Task directions: The records below are to be quoted in full; please keep every word exact.

Dataset rows about figures:
◇ ◇ ◇ ◇

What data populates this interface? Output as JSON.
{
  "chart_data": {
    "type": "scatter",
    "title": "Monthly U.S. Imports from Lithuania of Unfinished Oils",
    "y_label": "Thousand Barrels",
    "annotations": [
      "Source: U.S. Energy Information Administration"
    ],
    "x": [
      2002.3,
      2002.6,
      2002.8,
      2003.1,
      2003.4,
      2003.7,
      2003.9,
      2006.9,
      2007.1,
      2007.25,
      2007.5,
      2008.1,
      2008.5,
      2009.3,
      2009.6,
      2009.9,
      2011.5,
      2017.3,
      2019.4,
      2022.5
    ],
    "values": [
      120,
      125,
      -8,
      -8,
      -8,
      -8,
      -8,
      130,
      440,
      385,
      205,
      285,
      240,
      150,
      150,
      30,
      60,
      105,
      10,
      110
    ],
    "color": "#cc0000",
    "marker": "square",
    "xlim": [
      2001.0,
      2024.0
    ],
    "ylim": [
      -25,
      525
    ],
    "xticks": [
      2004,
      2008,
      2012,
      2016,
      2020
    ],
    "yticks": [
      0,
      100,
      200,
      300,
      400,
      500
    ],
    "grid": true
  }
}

◇ ◇ ◇ ◇

The output:
What data populates this interface? Output as JSON.
{
  "chart_data": {
    "type": "scatter",
    "title": "Monthly U.S. Imports from Lithuania of Unfinished Oils",
    "y_label": "Thousand Barrels",
    "annotations": [
      "Source: U.S. Energy Information Administration"
    ],
    "x": [
      2002.3,
      2002.6,
      2002.8,
      2003.1,
      2003.4,
      2003.7,
      2003.9,
      2006.9,
      2007.1,
      2007.25,
      2007.5,
      2008.1,
      2008.5,
      2009.3,
      2009.6,
      2009.9,
      2011.5,
      2017.3,
      2019.4,
      2022.5
    ],
    "values": [
      120,
      125,
      -8,
      -8,
      -8,
      -8,
      -8,
      130,
      440,
      385,
      205,
      285,
      240,
      150,
      150,
      30,
      60,
      105,
      10,
      110
    ],
    "color": "#cc0000",
    "marker": "square",
    "xlim": [
      2001.0,
      2024.0
    ],
    "ylim": [
      -25,
      525
    ],
    "xticks": [
      2004,
      2008,
      2012,
      2016,
      2020
    ],
    "yticks": [
      0,
      100,
      200,
      300,
      400,
      500
    ],
    "grid": true
  }
}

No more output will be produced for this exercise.